Request
Every line with the string "Media" should be gathered.
%%
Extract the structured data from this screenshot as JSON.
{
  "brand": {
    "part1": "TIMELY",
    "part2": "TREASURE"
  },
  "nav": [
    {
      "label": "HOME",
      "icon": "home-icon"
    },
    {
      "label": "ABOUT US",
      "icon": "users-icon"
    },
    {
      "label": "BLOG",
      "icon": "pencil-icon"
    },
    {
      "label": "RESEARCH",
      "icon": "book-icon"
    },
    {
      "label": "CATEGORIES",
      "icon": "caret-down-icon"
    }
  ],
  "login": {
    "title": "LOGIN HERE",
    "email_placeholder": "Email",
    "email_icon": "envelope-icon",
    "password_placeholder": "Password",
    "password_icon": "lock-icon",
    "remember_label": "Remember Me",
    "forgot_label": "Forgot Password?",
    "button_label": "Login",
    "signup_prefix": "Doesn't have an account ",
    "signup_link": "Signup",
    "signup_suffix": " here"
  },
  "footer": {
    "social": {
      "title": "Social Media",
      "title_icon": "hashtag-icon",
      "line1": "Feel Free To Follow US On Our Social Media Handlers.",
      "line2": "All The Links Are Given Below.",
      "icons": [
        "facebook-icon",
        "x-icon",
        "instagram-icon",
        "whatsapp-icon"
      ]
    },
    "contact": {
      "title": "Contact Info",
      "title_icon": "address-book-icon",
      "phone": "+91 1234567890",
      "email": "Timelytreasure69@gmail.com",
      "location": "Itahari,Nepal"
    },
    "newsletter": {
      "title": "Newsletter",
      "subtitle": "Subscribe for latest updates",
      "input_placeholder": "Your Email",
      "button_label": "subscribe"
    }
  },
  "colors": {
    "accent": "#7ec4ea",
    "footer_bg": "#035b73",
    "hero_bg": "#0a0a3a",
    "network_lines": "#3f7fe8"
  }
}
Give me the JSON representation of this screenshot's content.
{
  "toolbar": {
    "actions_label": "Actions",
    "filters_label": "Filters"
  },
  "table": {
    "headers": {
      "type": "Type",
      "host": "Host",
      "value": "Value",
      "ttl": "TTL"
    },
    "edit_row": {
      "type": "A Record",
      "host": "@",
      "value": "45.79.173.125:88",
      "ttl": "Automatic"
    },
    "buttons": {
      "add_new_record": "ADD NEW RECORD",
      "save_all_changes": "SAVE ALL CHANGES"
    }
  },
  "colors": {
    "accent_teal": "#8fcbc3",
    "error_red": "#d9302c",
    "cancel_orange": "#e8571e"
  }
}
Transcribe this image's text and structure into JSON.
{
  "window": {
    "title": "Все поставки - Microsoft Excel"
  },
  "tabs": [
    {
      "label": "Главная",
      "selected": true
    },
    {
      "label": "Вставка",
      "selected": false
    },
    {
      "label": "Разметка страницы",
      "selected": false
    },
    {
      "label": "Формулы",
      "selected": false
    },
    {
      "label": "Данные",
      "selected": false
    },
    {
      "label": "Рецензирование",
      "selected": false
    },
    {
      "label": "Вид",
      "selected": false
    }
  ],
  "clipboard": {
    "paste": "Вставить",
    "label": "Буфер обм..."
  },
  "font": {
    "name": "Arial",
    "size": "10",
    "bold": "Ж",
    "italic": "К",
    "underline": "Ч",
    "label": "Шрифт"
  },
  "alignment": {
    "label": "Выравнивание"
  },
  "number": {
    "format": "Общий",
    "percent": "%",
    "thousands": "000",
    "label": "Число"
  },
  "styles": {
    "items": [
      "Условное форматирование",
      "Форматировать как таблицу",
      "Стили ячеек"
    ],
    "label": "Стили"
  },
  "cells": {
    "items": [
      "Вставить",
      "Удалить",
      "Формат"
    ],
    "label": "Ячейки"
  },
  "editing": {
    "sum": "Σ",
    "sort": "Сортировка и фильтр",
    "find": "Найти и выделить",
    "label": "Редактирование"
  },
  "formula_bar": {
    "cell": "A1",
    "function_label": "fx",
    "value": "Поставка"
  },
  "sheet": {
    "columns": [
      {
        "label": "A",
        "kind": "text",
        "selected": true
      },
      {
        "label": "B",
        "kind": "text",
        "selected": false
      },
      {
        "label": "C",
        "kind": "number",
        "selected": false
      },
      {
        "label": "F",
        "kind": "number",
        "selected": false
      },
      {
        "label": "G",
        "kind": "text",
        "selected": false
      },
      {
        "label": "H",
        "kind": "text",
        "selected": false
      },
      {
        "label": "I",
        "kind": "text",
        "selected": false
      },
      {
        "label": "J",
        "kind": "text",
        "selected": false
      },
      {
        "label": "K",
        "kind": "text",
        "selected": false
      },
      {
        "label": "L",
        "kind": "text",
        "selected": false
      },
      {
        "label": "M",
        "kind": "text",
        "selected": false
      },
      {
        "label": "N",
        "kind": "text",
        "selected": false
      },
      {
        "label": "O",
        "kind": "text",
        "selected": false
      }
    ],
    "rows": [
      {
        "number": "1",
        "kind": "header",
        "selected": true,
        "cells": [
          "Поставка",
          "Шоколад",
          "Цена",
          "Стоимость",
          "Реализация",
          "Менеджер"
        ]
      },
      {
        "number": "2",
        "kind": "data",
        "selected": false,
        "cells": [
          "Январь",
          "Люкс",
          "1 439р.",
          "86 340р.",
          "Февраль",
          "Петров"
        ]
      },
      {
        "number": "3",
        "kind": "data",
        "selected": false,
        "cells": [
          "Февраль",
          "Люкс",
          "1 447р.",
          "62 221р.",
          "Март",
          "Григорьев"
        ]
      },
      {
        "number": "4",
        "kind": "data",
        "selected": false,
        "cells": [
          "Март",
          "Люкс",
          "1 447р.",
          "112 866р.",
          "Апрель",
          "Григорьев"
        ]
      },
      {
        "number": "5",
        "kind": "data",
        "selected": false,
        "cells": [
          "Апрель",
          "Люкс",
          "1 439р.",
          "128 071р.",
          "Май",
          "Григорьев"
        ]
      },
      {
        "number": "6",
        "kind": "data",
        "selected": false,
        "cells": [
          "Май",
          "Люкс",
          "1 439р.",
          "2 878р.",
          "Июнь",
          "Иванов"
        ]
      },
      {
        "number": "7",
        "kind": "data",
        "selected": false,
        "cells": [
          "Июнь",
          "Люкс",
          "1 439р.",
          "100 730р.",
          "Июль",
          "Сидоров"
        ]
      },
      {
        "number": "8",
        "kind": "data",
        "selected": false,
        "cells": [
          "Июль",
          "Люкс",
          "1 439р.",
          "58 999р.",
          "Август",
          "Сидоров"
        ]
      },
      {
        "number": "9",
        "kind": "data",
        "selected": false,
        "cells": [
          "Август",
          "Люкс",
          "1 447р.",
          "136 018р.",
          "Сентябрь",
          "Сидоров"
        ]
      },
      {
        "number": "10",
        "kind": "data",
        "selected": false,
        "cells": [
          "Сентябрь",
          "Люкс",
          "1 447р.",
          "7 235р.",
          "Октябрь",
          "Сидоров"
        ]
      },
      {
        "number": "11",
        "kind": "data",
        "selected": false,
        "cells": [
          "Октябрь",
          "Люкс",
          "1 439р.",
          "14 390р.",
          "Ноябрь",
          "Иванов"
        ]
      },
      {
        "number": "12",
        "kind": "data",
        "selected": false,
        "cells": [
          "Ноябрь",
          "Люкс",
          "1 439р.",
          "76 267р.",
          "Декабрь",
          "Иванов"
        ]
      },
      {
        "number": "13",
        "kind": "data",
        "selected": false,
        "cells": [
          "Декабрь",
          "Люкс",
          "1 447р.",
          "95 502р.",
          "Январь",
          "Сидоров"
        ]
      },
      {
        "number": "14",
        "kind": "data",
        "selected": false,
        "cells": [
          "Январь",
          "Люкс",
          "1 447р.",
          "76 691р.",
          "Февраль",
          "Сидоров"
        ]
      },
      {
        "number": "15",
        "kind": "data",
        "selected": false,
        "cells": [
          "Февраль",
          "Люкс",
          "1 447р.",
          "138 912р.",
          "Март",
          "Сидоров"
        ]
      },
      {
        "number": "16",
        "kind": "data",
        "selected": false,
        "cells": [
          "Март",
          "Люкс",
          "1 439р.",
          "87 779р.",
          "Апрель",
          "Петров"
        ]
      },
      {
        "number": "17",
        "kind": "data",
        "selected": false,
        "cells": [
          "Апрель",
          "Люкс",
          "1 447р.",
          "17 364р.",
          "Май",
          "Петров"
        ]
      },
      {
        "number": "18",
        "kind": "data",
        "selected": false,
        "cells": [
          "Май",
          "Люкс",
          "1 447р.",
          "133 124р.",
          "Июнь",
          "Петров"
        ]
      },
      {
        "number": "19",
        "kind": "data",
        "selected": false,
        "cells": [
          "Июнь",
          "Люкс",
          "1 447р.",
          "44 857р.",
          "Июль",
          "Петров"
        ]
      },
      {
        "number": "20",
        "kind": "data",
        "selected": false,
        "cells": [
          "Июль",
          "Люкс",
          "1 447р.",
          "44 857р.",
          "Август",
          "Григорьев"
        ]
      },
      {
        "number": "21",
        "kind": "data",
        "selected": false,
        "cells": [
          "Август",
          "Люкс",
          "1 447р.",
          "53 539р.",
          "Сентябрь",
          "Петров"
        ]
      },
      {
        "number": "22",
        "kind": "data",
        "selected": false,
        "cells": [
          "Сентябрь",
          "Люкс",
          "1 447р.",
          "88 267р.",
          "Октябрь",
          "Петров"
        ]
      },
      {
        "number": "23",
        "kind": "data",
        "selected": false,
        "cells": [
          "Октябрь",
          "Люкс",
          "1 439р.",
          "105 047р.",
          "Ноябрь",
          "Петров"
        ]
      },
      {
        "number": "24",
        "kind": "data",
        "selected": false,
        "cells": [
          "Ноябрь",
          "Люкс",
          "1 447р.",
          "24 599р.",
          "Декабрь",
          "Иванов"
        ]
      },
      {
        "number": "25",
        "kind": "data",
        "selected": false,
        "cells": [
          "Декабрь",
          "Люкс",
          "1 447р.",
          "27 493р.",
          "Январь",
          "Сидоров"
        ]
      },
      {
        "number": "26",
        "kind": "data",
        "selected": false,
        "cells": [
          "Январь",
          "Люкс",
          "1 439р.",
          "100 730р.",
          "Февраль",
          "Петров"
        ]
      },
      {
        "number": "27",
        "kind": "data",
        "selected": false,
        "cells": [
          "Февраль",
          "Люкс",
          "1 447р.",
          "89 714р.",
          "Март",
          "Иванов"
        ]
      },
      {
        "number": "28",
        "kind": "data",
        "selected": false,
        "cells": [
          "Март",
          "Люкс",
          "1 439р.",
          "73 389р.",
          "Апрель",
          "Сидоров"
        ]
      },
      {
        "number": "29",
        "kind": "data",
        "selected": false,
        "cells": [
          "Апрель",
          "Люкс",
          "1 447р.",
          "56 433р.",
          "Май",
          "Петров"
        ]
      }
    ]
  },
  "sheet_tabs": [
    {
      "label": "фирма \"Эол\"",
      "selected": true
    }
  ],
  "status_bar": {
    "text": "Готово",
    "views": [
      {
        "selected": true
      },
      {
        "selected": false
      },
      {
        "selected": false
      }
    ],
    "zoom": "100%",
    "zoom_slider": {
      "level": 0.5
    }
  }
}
%%
Written solution
      "title": "Social Media",
      "line1": "Feel Free To Follow US On Our Social Media Handlers.",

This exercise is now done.